[Stored entries]
______________________________

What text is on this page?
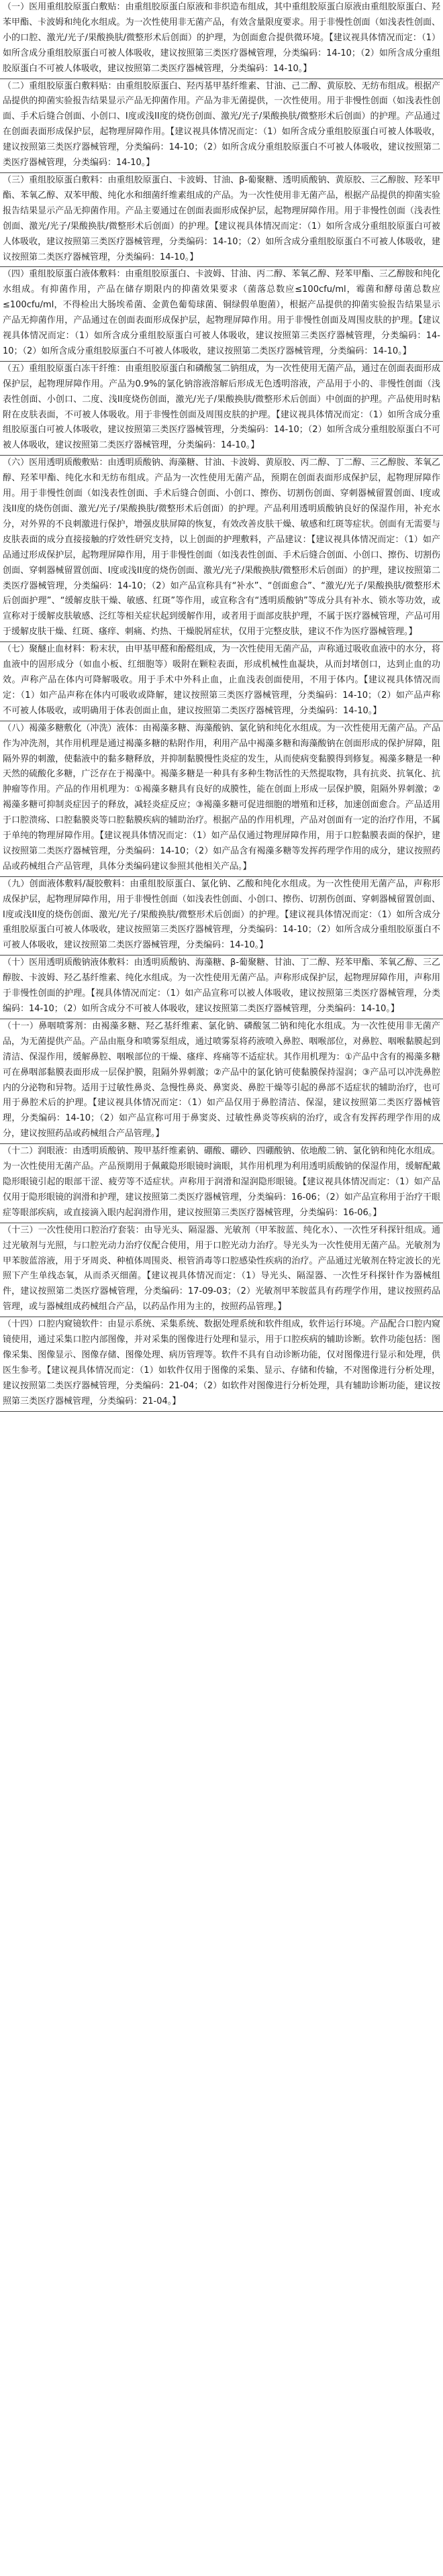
（一）医用重组胶原蛋白敷贴：由重组胶原蛋白原液和非织造布组成，其中重组胶原蛋白原液由重组胶原蛋白、羟苯甲酯、卡波姆和纯化水组成。为一次性使用非无菌产品，有效含量限度要求。用于非慢性创面（如浅表性创面、小的口腔、激光/光子/果酸换肤/微整形术后创面）的护理，为创面愈合提供微环境。【建议视具体情况而定：（1）如所含成分重组胶原蛋白可被人体吸收，建议按照第三类医疗器械管理，分类编码：14-10；（2）如所含成分重组胶原蛋白不可被人体吸收，建议按照第二类医疗器械管理，分类编码：14-10。】

（二）重组胶原蛋白敷料贴：由重组胶原蛋白、羟丙基甲基纤维素、甘油、己二醇、黄原胶、无纺布组成。根据产品提供的抑菌实验报告结果显示产品无抑菌作用。产品为非无菌提供，一次性使用。用于非慢性创面（如浅表性创面、手术后缝合创面、小创口、I度或浅II度的烧伤创面、激光/光子/果酸换肤/微整形术后创面）的护理。产品通过在创面表面形成保护层，起物理屏障作用。【建议视具体情况而定：（1）如所含成分重组胶原蛋白可被人体吸收，建议按照第三类医疗器械管理，分类编码：14-10；（2）如所含成分重组胶原蛋白不可被人体吸收，建议按照第二类医疗器械管理，分类编码：14-10。】

（三）重组胶原蛋白敷料：由重组胶原蛋白、卡波姆、甘油、β-葡聚糖、透明质酸钠、黄原胶、三乙醇胺、羟苯甲酯、苯氧乙醇、双苯甲酸、纯化水和细菌纤维素组成的产品。为一次性使用非无菌产品，根据产品提供的抑菌实验报告结果显示产品无抑菌作用。产品主要通过在创面表面形成保护层，起物理屏障作用。用于非慢性创面（浅表性创面、激光/光子/果酸换肤/微整形术后创面）的护理。【建议视具体情况而定：（1）如所含成分重组胶原蛋白可被人体吸收，建议按照第三类医疗器械管理，分类编码：14-10；（2）如所含成分重组胶原蛋白不可被人体吸收，建议按照第二类医疗器械管理，分类编码：14-10。】

（四）重组胶原蛋白液体敷料：由重组胶原蛋白、卡波姆、甘油、丙二醇、苯氧乙醇、羟苯甲酯、三乙醇胺和纯化水组成。有抑菌作用，产品在储存期限内的抑菌效果要求（菌落总数应≤100cfu/ml，霉菌和酵母菌总数应≤100cfu/ml，不得检出大肠埃希菌、金黄色葡萄球菌、铜绿假单胞菌），根据产品提供的抑菌实验报告结果显示产品无抑菌作用，产品通过在创面表面形成保护层，起物理屏障作用。用于非慢性创面及周围皮肤的护理。【建议视具体情况而定：（1）如所含成分重组胶原蛋白可被人体吸收，建议按照第三类医疗器械管理，分类编码：14-10；（2）如所含成分重组胶原蛋白不可被人体吸收，建议按照第二类医疗器械管理，分类编码：14-10。】

（五）重组胶原蛋白冻干纤维：由重组胶原蛋白和磷酸氢二钠组成，为一次性使用无菌产品，通过在创面表面形成保护层，起物理屏障作用。产品为0.9%的氯化钠溶液溶解后形成无色透明溶液，产品用于小的、非慢性创面（浅表性创面、小创口、二度、浅II度烧伤创面，激光/光子/果酸换肤/微整形术后创面）中创面的护理。产品使用时粘附在皮肤表面，不可被人体吸收。用于非慢性创面及周围皮肤的护理。【建议视具体情况而定：（1）如所含成分重组胶原蛋白可被人体吸收，建议按照第三类医疗器械管理，分类编码：14-10；（2）如所含成分重组胶原蛋白不可被人体吸收，建议按照第二类医疗器械管理，分类编码：14-10。】

（六）医用透明质酸敷贴：由透明质酸钠、海藻糖、甘油、卡波姆、黄原胶、丙二醇、丁二醇、三乙醇胺、苯氧乙醇、羟苯甲酯、纯化水和无纺布组成。产品为一次性使用无菌产品，预期在创面表面形成保护层，起物理屏障作用。用于非慢性创面（如浅表性创面、手术后缝合创面、小创口、擦伤、切割伤创面、穿刺器械留置创面、I度或浅II度的烧伤创面、激光/光子/果酸换肤/微整形术后创面）的护理。产品利用透明质酸钠良好的保湿作用，补充水分，对外界的不良刺激进行保护，增强皮肤屏障的恢复，有效改善皮肤干燥、敏感和红斑等症状。创面有无需要与皮肤表面的成分直接接触的疗效性研究支持，以上创面的护理敷料，产品建议：【建议视具体情况而定：（1）如产品通过形成保护层，起物理屏障作用，用于非慢性创面（如浅表性创面、手术后缝合创面、小创口、擦伤、切割伤创面、穿刺器械留置创面、I度或浅II度的烧伤创面、激光/光子/果酸换肤/微整形术后创面）的护理，建议按照第二类医疗器械管理，分类编码：14-10；（2）如产品宣称具有“补水”、“创面愈合”、“激光/光子/果酸换肤/微整形术后创面护理”、“缓解皮肤干燥、敏感、红斑”等作用，或宣称含有“透明质酸钠”等成分具有补水、锁水等功效，或宣称对于缓解皮肤敏感、泛红等相关症状起到缓解作用，或者用于面部皮肤护理，不属于医疗器械管理，产品可用于缓解皮肤干燥、红斑、瘙痒、刺痛、灼热、干燥脱屑症状，仅用于完整皮肤，建议不作为医疗器械管理。】

（七）聚醚止血材料：粉末状，由甲基甲醛和酚醛组成，为一次性使用无菌产品，声称通过吸收血液中的水分，将血液中的固形成分（如血小板、红细胞等）吸附在颗粒表面，形成机械性血凝块，从而封堵创口，达到止血的功效。声称产品在体内可降解吸收。用于手术中外科止血，止血浅表创面使用，不用于体内。【建议视具体情况而定：（1）如产品声称在体内可吸收或降解，建议按照第三类医疗器械管理，分类编码：14-10；（2）如产品声称不可被人体吸收，或明确用于体表创面止血，建议按照第二类医疗器械管理，分类编码：14-10。】

（八）褐藻多糖敷化（冲洗）液体：由褐藻多糖、海藻酸钠、氯化钠和纯化水组成。为一次性使用无菌产品。产品作为冲洗剂，其作用机理是通过褐藻多糖的粘附作用，利用产品中褐藻多糖和海藻酸钠在创面形成的保护屏障，阻隔外界的刺激，使黏液中的黏多糖释放，并抑制黏膜慢性炎症的发生，从而使病变黏膜得到修复。褐藻多糖是一种天然的硫酸化多糖，广泛存在于褐藻中。褐藻多糖是一种具有多种生物活性的天然提取物，具有抗炎、抗氧化、抗肿瘤等作用。产品的作用机理为：①褐藻多糖具有良好的成膜性，能在创面上形成一层保护膜，阻隔外界刺激；②褐藻多糖可抑制炎症因子的释放，减轻炎症反应；③褐藻多糖可促进细胞的增殖和迁移，加速创面愈合。产品适用于口腔溃疡、口腔黏膜炎等口腔黏膜疾病的辅助治疗。根据产品的作用机理，产品对创面有一定的治疗作用，不属于单纯的物理屏障作用。【建议视具体情况而定：（1）如产品仅通过物理屏障作用，用于口腔黏膜表面的保护，建议按照第二类医疗器械管理，分类编码：14-10；（2）如产品含有褐藻多糖等发挥药理学作用的成分，建议按照药品或药械组合产品管理，具体分类编码建议参照其他相关产品。】

（九）创面液体敷料/凝胶敷料：由重组胶原蛋白、氯化钠、乙酸和纯化水组成。为一次性使用无菌产品，声称形成保护层，起物理屏障作用，用于非慢性创面（如浅表性创面、小创口、擦伤、切割伤创面、穿刺器械留置创面、I度或浅II度的烧伤创面、激光/光子/果酸换肤/微整形术后创面）的护理。【建议视具体情况而定：（1）如所含成分重组胶原蛋白可被人体吸收，建议按照第三类医疗器械管理，分类编码：14-10；（2）如所含成分重组胶原蛋白不可被人体吸收，建议按照第二类医疗器械管理，分类编码：14-10。】

（十）医用透明质酸钠液体敷料：由透明质酸钠、海藻糖、β-葡聚糖、甘油、丁二醇、羟苯甲酯、苯氧乙醇、三乙醇胺、卡波姆、羟乙基纤维素、纯化水组成。为一次性使用无菌产品。声称形成保护层，起物理屏障作用，声称用于非慢性创面的护理。【视具体情况而定：（1）如产品宣称可以被人体吸收，建议按照第三类医疗器械管理，分类编码：14-10；（2）如所含成分不可被人体吸收，建议按照第二类医疗器械管理，分类编码：14-10。】

（十一）鼻咽喷雾剂：由褐藻多糖、羟乙基纤维素、氯化钠、磷酸氢二钠和纯化水组成。为一次性使用非无菌产品，为无菌提供产品。产品由瓶身和喷雾泵组成，通过喷雾泵将药液喷入鼻腔、咽喉部位，对鼻腔、咽喉黏膜起到清洁、保湿作用，缓解鼻腔、咽喉部位的干燥、瘙痒、疼痛等不适症状。其作用机理为：①产品中含有的褐藻多糖可在鼻咽部黏膜表面形成一层保护膜，阻隔外界刺激；②产品中的氯化钠可使黏膜保持湿润；③产品可以冲洗鼻腔内的分泌物和异物。适用于过敏性鼻炎、急慢性鼻炎、鼻窦炎、鼻腔干燥等引起的鼻部不适症状的辅助治疗，也可用于鼻腔术后的护理。【建议视具体情况而定：（1）如产品仅用于鼻腔清洁、保湿，建议按照第二类医疗器械管理，分类编码：14-10；（2）如产品宣称可用于鼻窦炎、过敏性鼻炎等疾病的治疗，或含有发挥药理学作用的成分，建议按照药品或药械组合产品管理。】

（十二）润眼液：由透明质酸钠、羧甲基纤维素钠、硼酸、硼砂、四硼酸钠、依地酸二钠、氯化钠和纯化水组成。为一次性使用无菌产品。产品预期用于佩戴隐形眼镜时滴眼，其作用机理为利用透明质酸钠的保湿作用，缓解配戴隐形眼镜引起的眼部干涩、疲劳等不适症状。声称用于润滑和湿润隐形眼镜。【建议视具体情况而定：（1）如产品仅用于隐形眼镜的润滑和护理，建议按照第二类医疗器械管理，分类编码：16-06；（2）如产品宣称用于治疗干眼症等眼部疾病，或直接滴入眼内起润滑作用，建议按照第三类医疗器械管理，分类编码：16-06。】

（十三）一次性使用口腔治疗套装：由导光头、隔湿器、光敏剂（甲苯胺蓝、纯化水）、一次性牙科探针组成。通过光敏剂与光照，与口腔光动力治疗仪配合使用，用于口腔光动力治疗。导光头为一次性使用无菌产品。光敏剂为甲苯胺蓝溶液，用于牙周炎、种植体周围炎、根管消毒等口腔感染性疾病的治疗。产品通过光敏剂在特定波长的光照下产生单线态氧，从而杀灭细菌。【建议视具体情况而定：（1）导光头、隔湿器、一次性牙科探针作为器械组件，建议按照第二类医疗器械管理，分类编码：17-09-03；（2）光敏剂甲苯胺蓝具有药理学作用，建议按照药品管理，或与器械组成药械组合产品，以药品作用为主的，按照药品管理。】

（十四）口腔内窥镜软件：由显示系统、采集系统、数据处理系统和软件组成，软件运行环境。产品配合口腔内窥镜使用，通过采集口腔内部图像，并对采集的图像进行处理和显示，用于口腔疾病的辅助诊断。软件功能包括：图像采集、图像显示、图像存储、图像处理、病历管理等。软件不具有自动诊断功能，仅对图像进行显示和处理，供医生参考。【建议视具体情况而定：（1）如软件仅用于图像的采集、显示、存储和传输，不对图像进行分析处理，建议按照第二类医疗器械管理，分类编码：21-04；（2）如软件对图像进行分析处理，具有辅助诊断功能，建议按照第三类医疗器械管理，分类编码：21-04。】
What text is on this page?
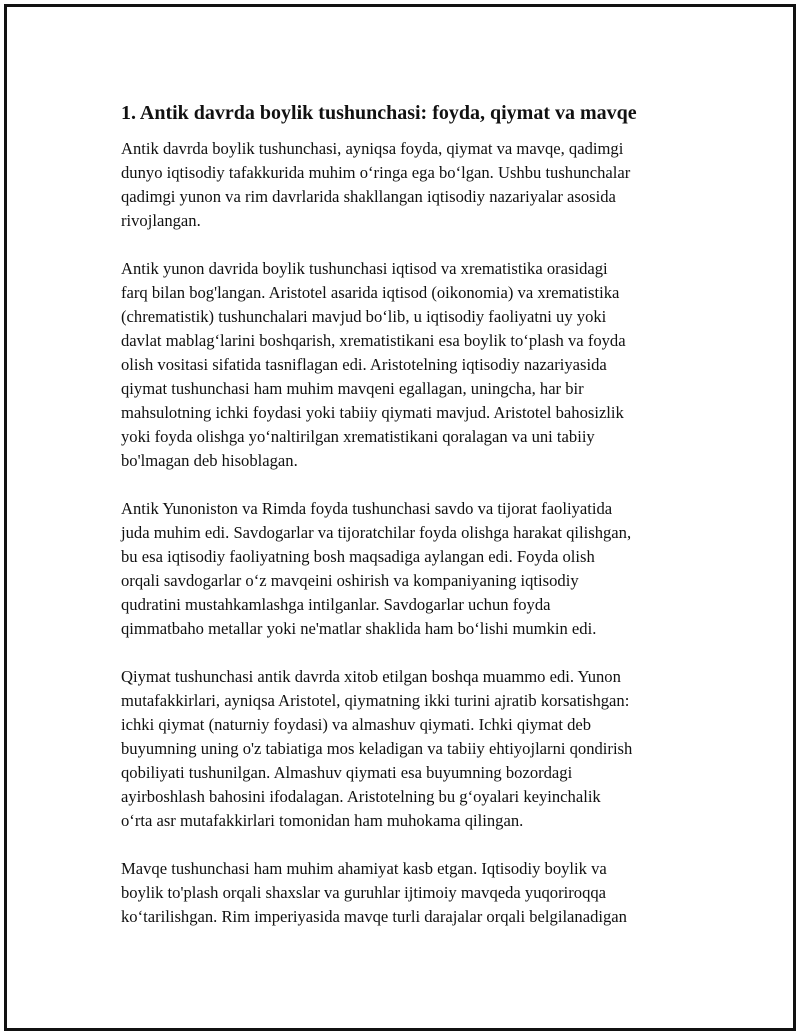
1. Antik davrda boylik tushunchasi: foyda, qiymat va mavqe

Antik davrda boylik tushunchasi, ayniqsa foyda, qiymat va mavqe, qadimgi
dunyo iqtisodiy tafakkurida muhim o‘ringa ega bo‘lgan. Ushbu tushunchalar
qadimgi yunon va rim davrlarida shakllangan iqtisodiy nazariyalar asosida
rivojlangan.

Antik yunon davrida boylik tushunchasi iqtisod va xrematistika orasidagi
farq bilan bog'langan. Aristotel asarida iqtisod (oikonomia) va xrematistika
(chrematistik) tushunchalari mavjud bo‘lib, u iqtisodiy faoliyatni uy yoki
davlat mablag‘larini boshqarish, xrematistikani esa boylik to‘plash va foyda
olish vositasi sifatida tasniflagan edi. Aristotelning iqtisodiy nazariyasida
qiymat tushunchasi ham muhim mavqeni egallagan, uningcha, har bir
mahsulotning ichki foydasi yoki tabiiy qiymati mavjud. Aristotel bahosizlik
yoki foyda olishga yo‘naltirilgan xrematistikani qoralagan va uni tabiiy
bo'lmagan deb hisoblagan.

Antik Yunoniston va Rimda foyda tushunchasi savdo va tijorat faoliyatida
juda muhim edi. Savdogarlar va tijoratchilar foyda olishga harakat qilishgan,
bu esa iqtisodiy faoliyatning bosh maqsadiga aylangan edi. Foyda olish
orqali savdogarlar o‘z mavqeini oshirish va kompaniyaning iqtisodiy
qudratini mustahkamlashga intilganlar. Savdogarlar uchun foyda
qimmatbaho metallar yoki ne'matlar shaklida ham bo‘lishi mumkin edi.

Qiymat tushunchasi antik davrda xitob etilgan boshqa muammo edi. Yunon
mutafakkirlari, ayniqsa Aristotel, qiymatning ikki turini ajratib korsatishgan:
ichki qiymat (naturniy foydasi) va almashuv qiymati. Ichki qiymat deb
buyumning uning o'z tabiatiga mos keladigan va tabiiy ehtiyojlarni qondirish
qobiliyati tushunilgan. Almashuv qiymati esa buyumning bozordagi
ayirboshlash bahosini ifodalagan. Aristotelning bu g‘oyalari keyinchalik
o‘rta asr mutafakkirlari tomonidan ham muhokama qilingan.

Mavqe tushunchasi ham muhim ahamiyat kasb etgan. Iqtisodiy boylik va
boylik to'plash orqali shaxslar va guruhlar ijtimoiy mavqeda yuqoriroqqa
ko‘tarilishgan. Rim imperiyasida mavqe turli darajalar orqali belgilanadigan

______________________________

### [THE PROBLEM]
Find all lines with "boylik" in them and copy each one.

### [TASK OUTPUT]
1. Antik davrda boylik tushunchasi: foyda, qiymat va mavqe
Antik davrda boylik tushunchasi, ayniqsa foyda, qiymat va mavqe, qadimgi
Antik yunon davrida boylik tushunchasi iqtisod va xrematistika orasidagi
davlat mablag‘larini boshqarish, xrematistikani esa boylik to‘plash va foyda
Mavqe tushunchasi ham muhim ahamiyat kasb etgan. Iqtisodiy boylik va
boylik to'plash orqali shaxslar va guruhlar ijtimoiy mavqeda yuqoriroqqa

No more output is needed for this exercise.